Items listed in a dataset

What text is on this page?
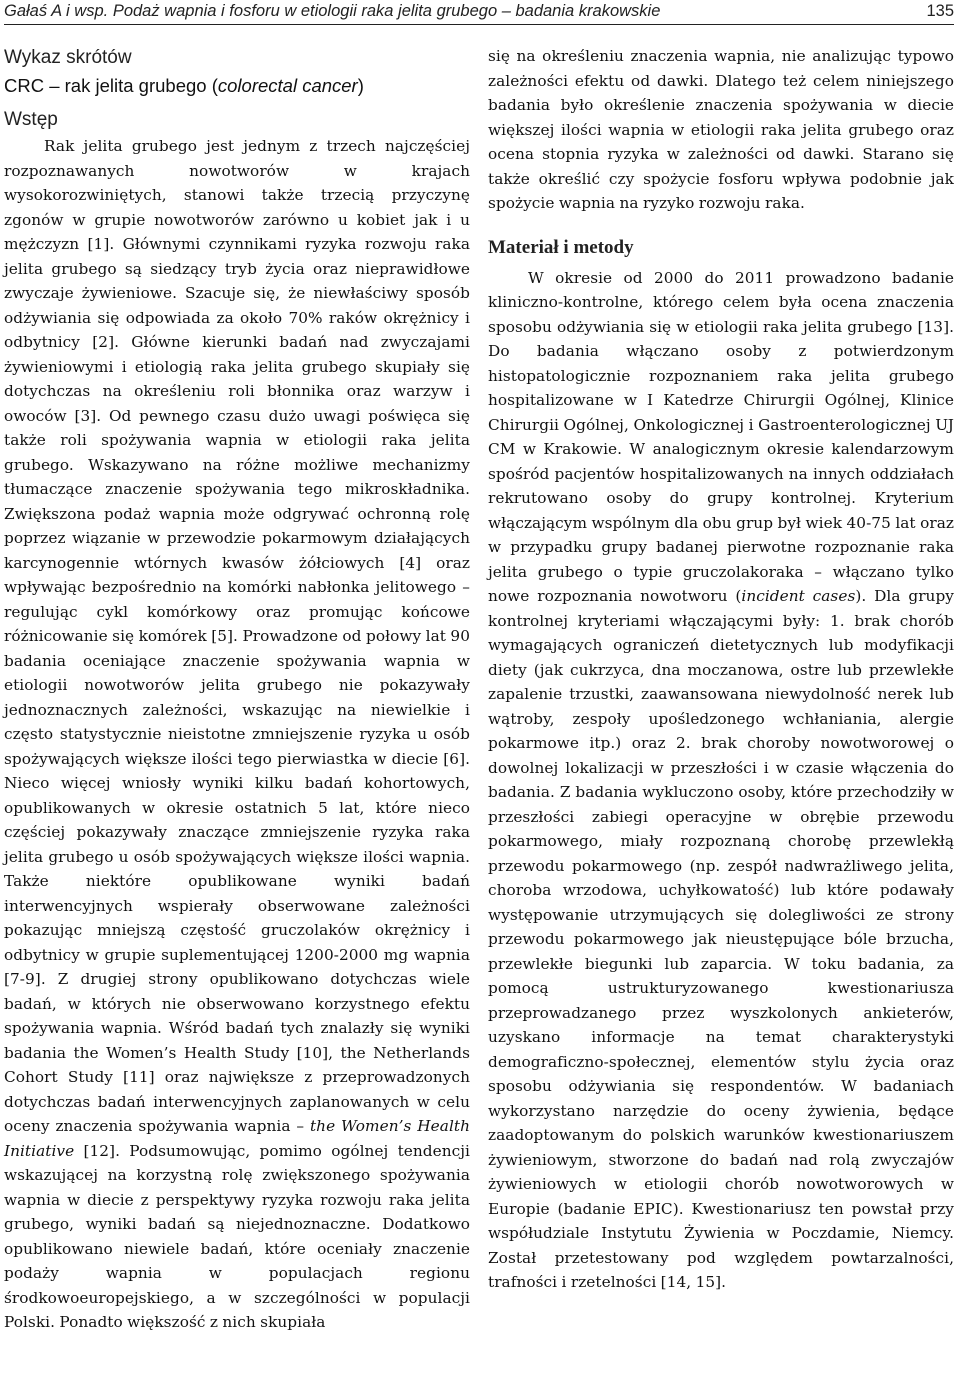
Gałaś A i wsp. Podaż wapnia i fosforu w etiologii raka jelita grubego – badania krakowskie	135
Wykaz skrótów
CRC – rak jelita grubego (colorectal cancer)
Wstęp

Rak jelita grubego jest jednym z trzech najczęściej rozpoznawanych nowotworów w krajach wysokorozwiniętych, stanowi także trzecią przyczynę zgonów w grupie nowotworów zarówno u kobiet jak i u mężczyzn [1]. Głównymi czynnikami ryzyka rozwoju raka jelita grubego są siedzący tryb życia oraz nieprawidłowe zwyczaje żywieniowe. Szacuje się, że niewłaściwy sposób odżywiania się odpowiada za około 70% raków okrężnicy i odbytnicy [2]. Główne kierunki badań nad zwyczajami żywieniowymi i etiologią raka jelita grubego skupiały się dotychczas na określeniu roli błonnika oraz warzyw i owoców [3]. Od pewnego czasu dużo uwagi poświęca się także roli spożywania wapnia w etiologii raka jelita grubego. Wskazywano na różne możliwe mechanizmy tłumaczące znaczenie spożywania tego mikroskładnika. Zwiększona podaż wapnia może odgrywać ochronną rolę poprzez wiązanie w przewodzie pokarmowym działających karcynogennie wtórnych kwasów żółciowych [4] oraz wpływając bezpośrednio na komórki nabłonka jelitowego – regulując cykl komórkowy oraz promując końcowe różnicowanie się komórek [5]. Prowadzone od połowy lat 90 badania oceniające znaczenie spożywania wapnia w etiologii nowotworów jelita grubego nie pokazywały jednoznacznych zależności, wskazując na niewielkie i często statystycznie nieistotne zmniejszenie ryzyka u osób spożywających większe ilości tego pierwiastka w diecie [6]. Nieco więcej wniosły wyniki kilku badań kohortowych, opublikowanych w okresie ostatnich 5 lat, które nieco częściej pokazywały znaczące zmniejszenie ryzyka raka jelita grubego u osób spożywających większe ilości wapnia. Także niektóre opublikowane wyniki badań interwencyjnych wspierały obserwowane zależności pokazując mniejszą częstość gruczolaków okrężnicy i odbytnicy w grupie suplementującej 1200-2000 mg wapnia [7-9]. Z drugiej strony opublikowano dotychczas wiele badań, w których nie obserwowano korzystnego efektu spożywania wapnia. Wśród badań tych znalazły się wyniki badania the Women’s Health Study [10], the Netherlands Cohort Study [11] oraz największe z przeprowadzonych dotychczas badań interwencyjnych zaplanowanych w celu oceny znaczenia spożywania wapnia – the Women’s Health Initiative [12]. Podsumowując, pomimo ogólnej tendencji wskazującej na korzystną rolę zwiększonego spożywania wapnia w diecie z perspektywy ryzyka rozwoju raka jelita grubego, wyniki badań są niejednoznaczne. Dodatkowo opublikowano niewiele badań, które oceniały znaczenie podaży wapnia w populacjach regionu środkowoeuropejskiego, a w szczególności w populacji Polski. Ponadto większość z nich skupiała

się na określeniu znaczenia wapnia, nie analizując typowo zależności efektu od dawki. Dlatego też celem niniejszego badania było określenie znaczenia spożywania w diecie większej ilości wapnia w etiologii raka jelita grubego oraz ocena stopnia ryzyka w zależności od dawki. Starano się także określić czy spożycie fosforu wpływa podobnie jak spożycie wapnia na ryzyko rozwoju raka.

Materiał i metody

W okresie od 2000 do 2011 prowadzono badanie kliniczno-kontrolne, którego celem była ocena znaczenia sposobu odżywiania się w etiologii raka jelita grubego [13]. Do badania włączano osoby z potwierdzonym histopatologicznie rozpoznaniem raka jelita grubego hospitalizowane w I Katedrze Chirurgii Ogólnej, Klinice Chirurgii Ogólnej, Onkologicznej i Gastroenterologicznej UJ CM w Krakowie. W analogicznym okresie kalendarzowym spośród pacjentów hospitalizowanych na innych oddziałach rekrutowano osoby do grupy kontrolnej. Kryterium włączającym wspólnym dla obu grup był wiek 40-75 lat oraz w przypadku grupy badanej pierwotne rozpoznanie raka jelita grubego o typie gruczolakoraka – włączano tylko nowe rozpoznania nowotworu (incident cases). Dla grupy kontrolnej kryteriami włączającymi były: 1. brak chorób wymagających ograniczeń dietetycznych lub modyfikacji diety (jak cukrzyca, dna moczanowa, ostre lub przewlekłe zapalenie trzustki, zaawansowana niewydolność nerek lub wątroby, zespoły upośledzonego wchłaniania, alergie pokarmowe itp.) oraz 2. brak choroby nowotworowej o dowolnej lokalizacji w przeszłości i w czasie włączenia do badania. Z badania wykluczono osoby, które przechodziły w przeszłości zabiegi operacyjne w obrębie przewodu pokarmowego, miały rozpoznaną chorobę przewlekłą przewodu pokarmowego (np. zespół nadwrażliwego jelita, choroba wrzodowa, uchyłkowatość) lub które podawały występowanie utrzymujących się dolegliwości ze strony przewodu pokarmowego jak nieustępujące bóle brzucha, przewlekłe biegunki lub zaparcia. W toku badania, za pomocą ustrukturyzowanego kwestionariusza przeprowadzanego przez wyszkolonych ankieterów, uzyskano informacje na temat charakterystyki demograficzno-społecznej, elementów stylu życia oraz sposobu odżywiania się respondentów. W badaniach wykorzystano narzędzie do oceny żywienia, będące zaadoptowanym do polskich warunków kwestionariuszem żywieniowym, stworzone do badań nad rolą zwyczajów żywieniowych w etiologii chorób nowotworowych w Europie (badanie EPIC). Kwestionariusz ten powstał przy współudziale Instytutu Żywienia w Poczdamie, Niemcy. Został przetestowany pod względem powtarzalności, trafności i rzetelności [14, 15].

**PROBLEM TO WORK ON**
Keep only those lines of the records that hold "fosforu", and return them.

**RESPONSE TO THE TASK**
Gałaś A i wsp. Podaż wapnia i fosforu w etiologii raka jelita grubego – badania krakowskie	135
się na określeniu znaczenia wapnia, nie analizując typowo zależności efektu od dawki. Dlatego też celem niniejszego badania było określenie znaczenia spożywania w diecie większej ilości wapnia w etiologii raka jelita grubego oraz ocena stopnia ryzyka w zależności od dawki. Starano się także określić czy spożycie fosforu wpływa podobnie jak spożycie wapnia na ryzyko rozwoju raka.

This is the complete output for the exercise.